Entries provided:
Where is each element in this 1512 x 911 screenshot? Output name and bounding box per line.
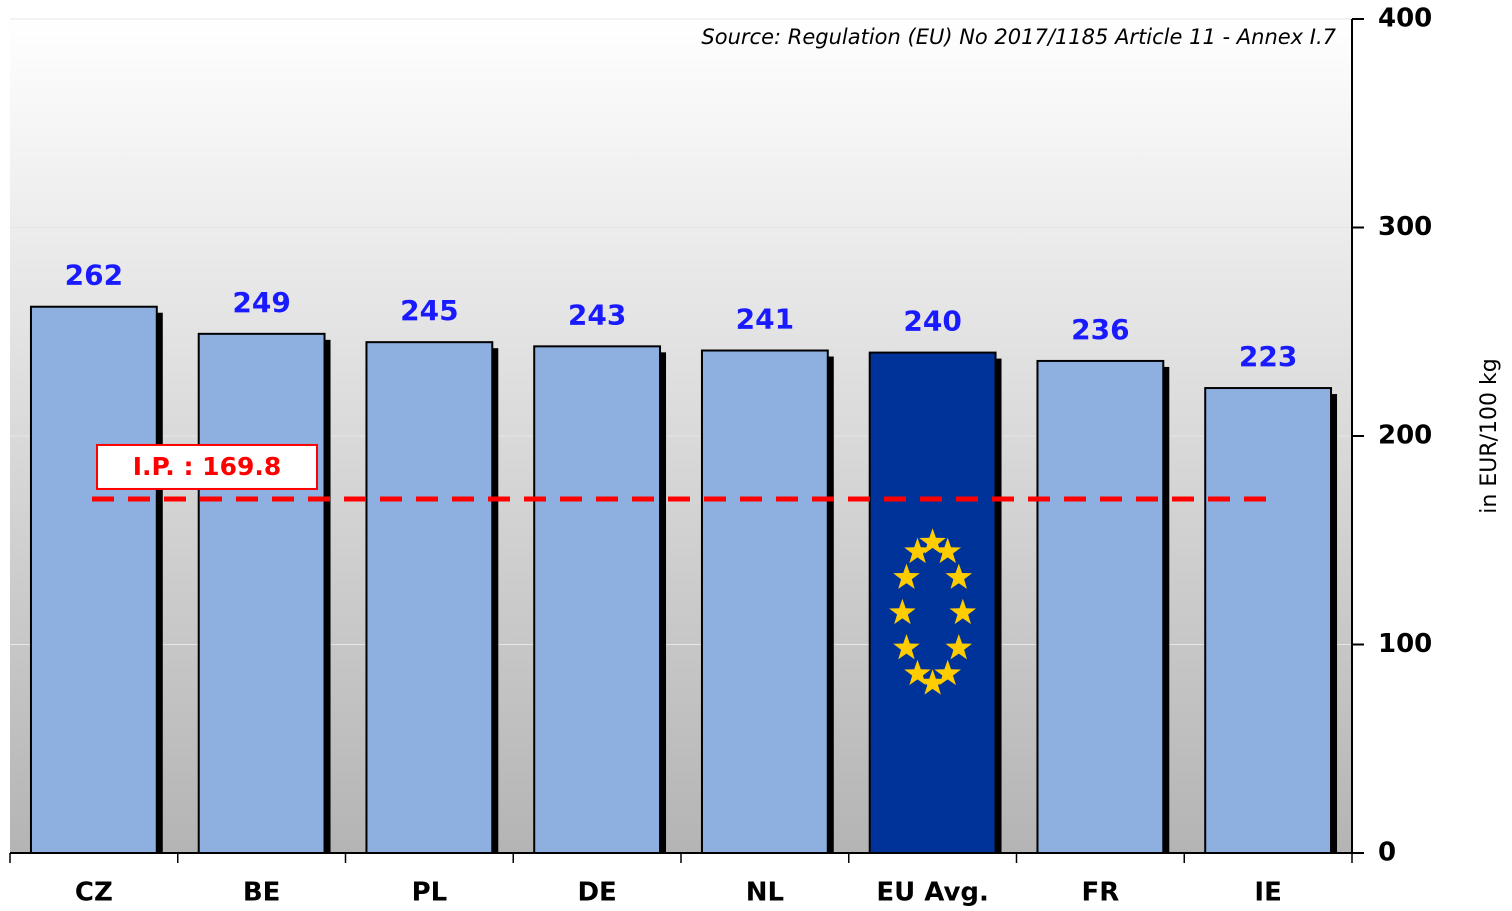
x-tick-label: FR [1081,878,1119,908]
bar [868,351,997,854]
flag-star [934,659,961,686]
flag-star [945,563,973,589]
value-label: 241 [736,303,794,336]
x-tick-label: PL [412,878,448,908]
bar [197,332,326,854]
bar [533,345,662,854]
x-tick-label: DE [577,878,616,908]
x-tick-label: NL [746,878,784,908]
value-label: 243 [568,298,626,331]
flag-star [904,537,931,564]
reference-label: I.P. : 169.8 [133,452,282,481]
flag-star [893,634,920,660]
flag-star [889,598,916,625]
source-note: Source: Regulation (EU) No 2017/1185 Art… [701,25,1336,49]
value-label: 245 [400,294,458,327]
value-label: 249 [232,286,290,319]
y-tick-label: 300 [1378,212,1432,242]
flag-star [945,634,973,660]
y-tick-label: 100 [1378,629,1432,659]
bar [29,305,158,855]
flag-star [919,669,946,695]
x-tick-label: IE [1254,878,1281,908]
bar [1036,359,1165,854]
flag-star [934,537,961,564]
y-tick-label: 0 [1378,838,1396,868]
value-label: 240 [903,305,961,338]
value-label: 223 [1239,340,1297,373]
flag-star [893,563,920,589]
y-tick-label: 400 [1378,4,1432,34]
x-tick-label: BE [243,878,281,908]
value-label: 236 [1071,313,1129,346]
y-tick-label: 200 [1378,421,1432,451]
y-axis-label: in EUR/100 kg [1477,358,1502,513]
flag-star [949,598,977,625]
bar [365,341,494,854]
x-tick-label: EU Avg. [876,878,989,908]
reference-label-box [96,443,318,490]
bar [700,349,829,854]
flag-star [904,659,931,686]
value-label: 262 [65,259,123,292]
flag-star [919,528,946,554]
x-tick-label: CZ [75,878,113,908]
bar [1204,387,1333,854]
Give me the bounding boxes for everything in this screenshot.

Job:
Edit the records above, replacing every "flag-star" with "eu-star" and leaving everything else unchanged. Omit the pictures from your answer.

Answer below:
Where is each element in this 1512 x 911 screenshot? Output name and bounding box per line.
x-tick-label: FR [1081,878,1119,908]
bar [868,351,997,854]
eu-star [934,659,961,686]
eu-star [945,563,973,589]
value-label: 241 [736,303,794,336]
x-tick-label: PL [412,878,448,908]
bar [197,332,326,854]
bar [533,345,662,854]
x-tick-label: DE [577,878,616,908]
x-tick-label: NL [746,878,784,908]
value-label: 243 [568,298,626,331]
eu-star [904,537,931,564]
reference-label: I.P. : 169.8 [133,452,282,481]
eu-star [893,634,920,660]
eu-star [889,598,916,625]
source-note: Source: Regulation (EU) No 2017/1185 Art… [701,25,1336,49]
value-label: 245 [400,294,458,327]
value-label: 249 [232,286,290,319]
y-tick-label: 300 [1378,212,1432,242]
eu-star [945,634,973,660]
y-tick-label: 100 [1378,629,1432,659]
bar [29,305,158,855]
eu-star [919,669,946,695]
x-tick-label: IE [1254,878,1281,908]
bar [1036,359,1165,854]
eu-star [934,537,961,564]
y-tick-label: 0 [1378,838,1396,868]
value-label: 240 [903,305,961,338]
value-label: 223 [1239,340,1297,373]
eu-star [893,563,920,589]
y-tick-label: 400 [1378,4,1432,34]
x-tick-label: BE [243,878,281,908]
value-label: 236 [1071,313,1129,346]
y-tick-label: 200 [1378,421,1432,451]
y-axis-label: in EUR/100 kg [1477,358,1502,513]
eu-star [949,598,977,625]
bar [365,341,494,854]
x-tick-label: EU Avg. [876,878,989,908]
reference-label-box [96,443,318,490]
bar [700,349,829,854]
eu-star [904,659,931,686]
value-label: 262 [65,259,123,292]
eu-star [919,528,946,554]
x-tick-label: CZ [75,878,113,908]
bar [1204,387,1333,854]
Give me the bounding boxes for everything in this screenshot.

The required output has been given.